Records about charts and figures:
↓

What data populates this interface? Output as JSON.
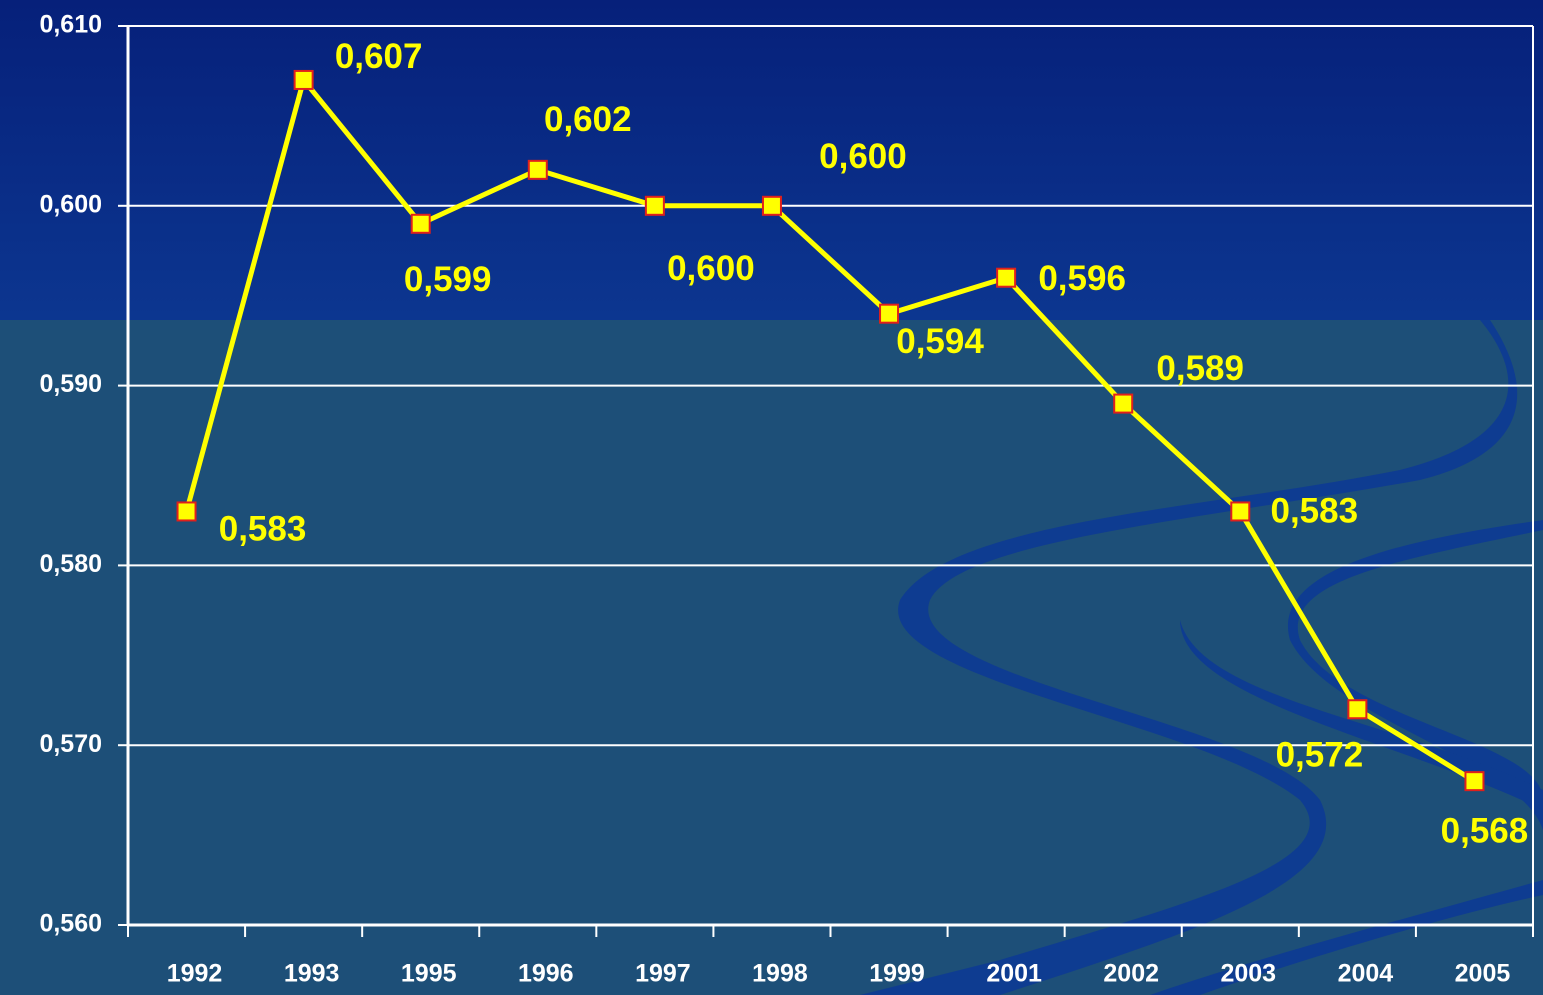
{
  "chart_data": {
    "type": "line",
    "categories": [
      "1992",
      "1993",
      "1995",
      "1996",
      "1997",
      "1998",
      "1999",
      "2001",
      "2002",
      "2003",
      "2004",
      "2005"
    ],
    "series": [
      {
        "color": "#ffff00",
        "values": [
          0.583,
          0.607,
          0.599,
          0.602,
          0.6,
          0.6,
          0.594,
          0.596,
          0.589,
          0.583,
          0.572,
          0.568
        ],
        "value_labels": [
          "0,583",
          "0,607",
          "0,599",
          "0,602",
          "0,600",
          "0,600",
          "0,594",
          "0,596",
          "0,589",
          "0,583",
          "0,572",
          "0,568"
        ]
      }
    ],
    "ylim": [
      0.56,
      0.61
    ],
    "yticks": [
      {
        "value": 0.56,
        "label": "0,560"
      },
      {
        "value": 0.57,
        "label": "0,570"
      },
      {
        "value": 0.58,
        "label": "0,580"
      },
      {
        "value": 0.59,
        "label": "0,590"
      },
      {
        "value": 0.6,
        "label": "0,600"
      },
      {
        "value": 0.61,
        "label": "0,610"
      }
    ],
    "grid": true
  }
}
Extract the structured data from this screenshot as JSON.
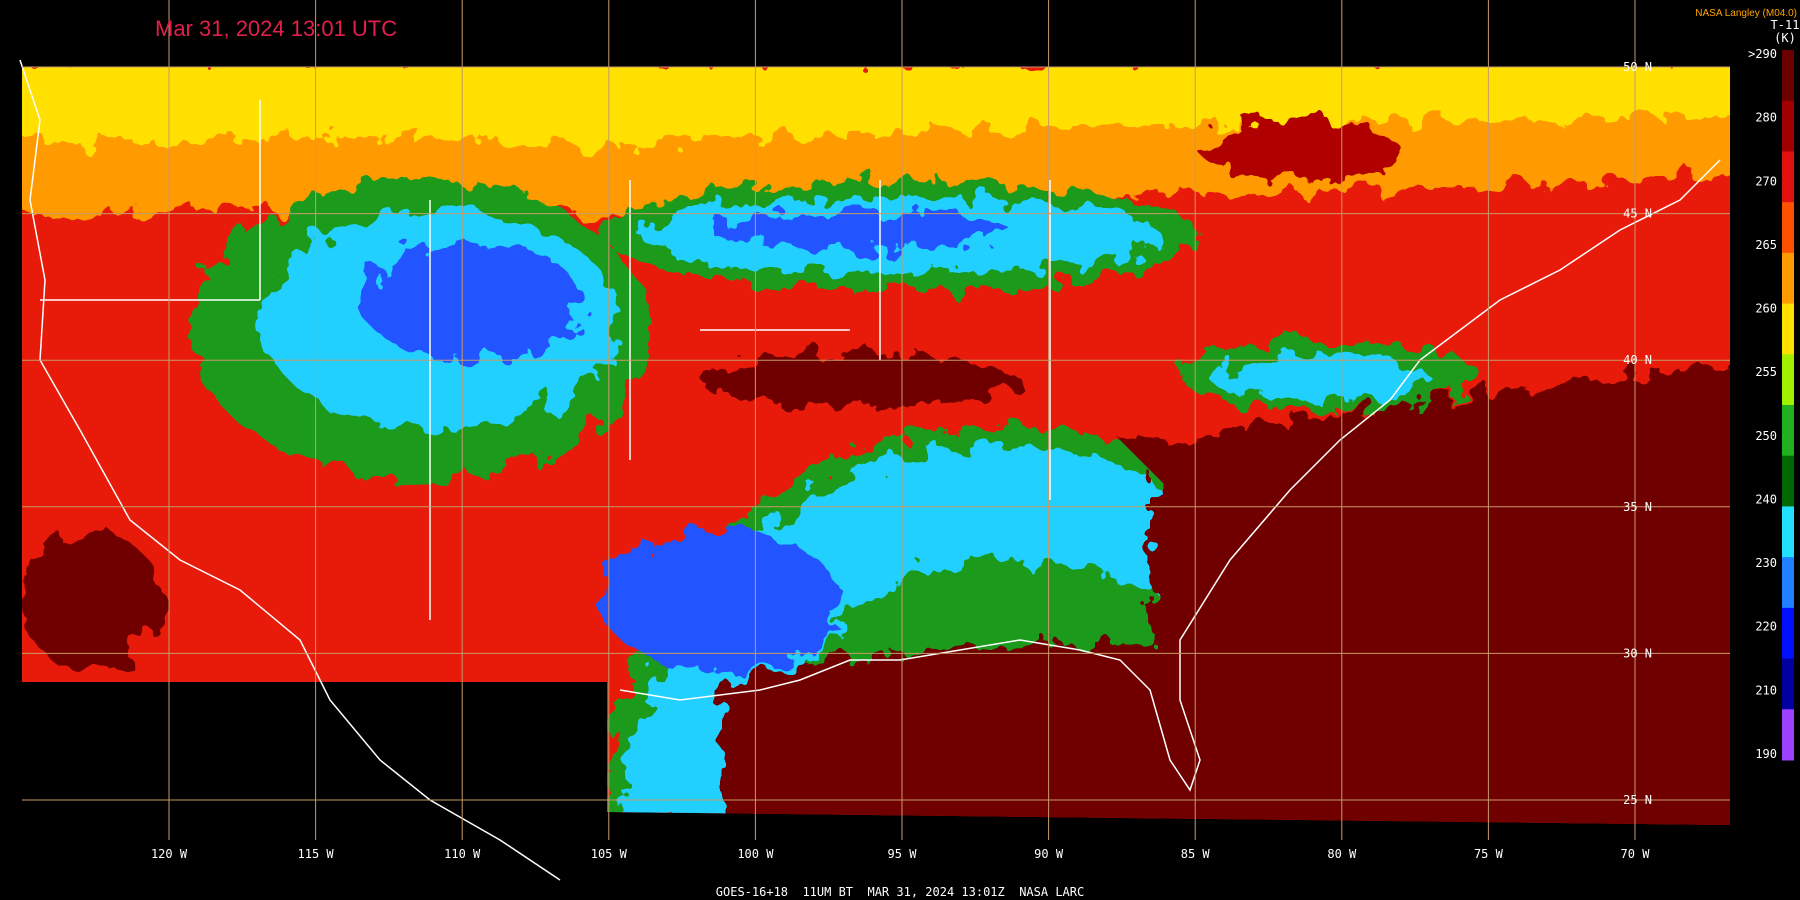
{
  "header": {
    "title": "Mar 31, 2024 13:01 UTC",
    "credit": "NASA Langley (M04.0)"
  },
  "colorbar": {
    "title": "T-11",
    "unit": "(K)",
    "labels": [
      ">290",
      "280",
      "270",
      "265",
      "260",
      "255",
      "250",
      "240",
      "230",
      "220",
      "210",
      "190"
    ]
  },
  "grid": {
    "longitudes": [
      "120 W",
      "115 W",
      "110 W",
      "105 W",
      "100 W",
      "95 W",
      "90 W",
      "85 W",
      "80 W",
      "75 W",
      "70 W"
    ],
    "latitudes": [
      "50 N",
      "45 N",
      "40 N",
      "35 N",
      "30 N",
      "25 N"
    ]
  },
  "footer": "GOES-16+18  11UM BT  MAR 31, 2024 13:01Z  NASA LARC"
}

↑

= Exercise =
Pictures stay out; retype only the lines from the line containing "Extract the structured" through the end of the listing, inclusive, exactly as they appear.

= Solution to the exercise =
Extract the structured data from this screenshot as JSON.
{
  "header": {
    "title": "Mar 31, 2024 13:01 UTC",
    "credit": "NASA Langley (M04.0)"
  },
  "colorbar": {
    "title": "T-11",
    "unit": "(K)",
    "labels": [
      ">290",
      "280",
      "270",
      "265",
      "260",
      "255",
      "250",
      "240",
      "230",
      "220",
      "210",
      "190"
    ]
  },
  "grid": {
    "longitudes": [
      "120 W",
      "115 W",
      "110 W",
      "105 W",
      "100 W",
      "95 W",
      "90 W",
      "85 W",
      "80 W",
      "75 W",
      "70 W"
    ],
    "latitudes": [
      "50 N",
      "45 N",
      "40 N",
      "35 N",
      "30 N",
      "25 N"
    ]
  },
  "footer": "GOES-16+18  11UM BT  MAR 31, 2024 13:01Z  NASA LARC"
}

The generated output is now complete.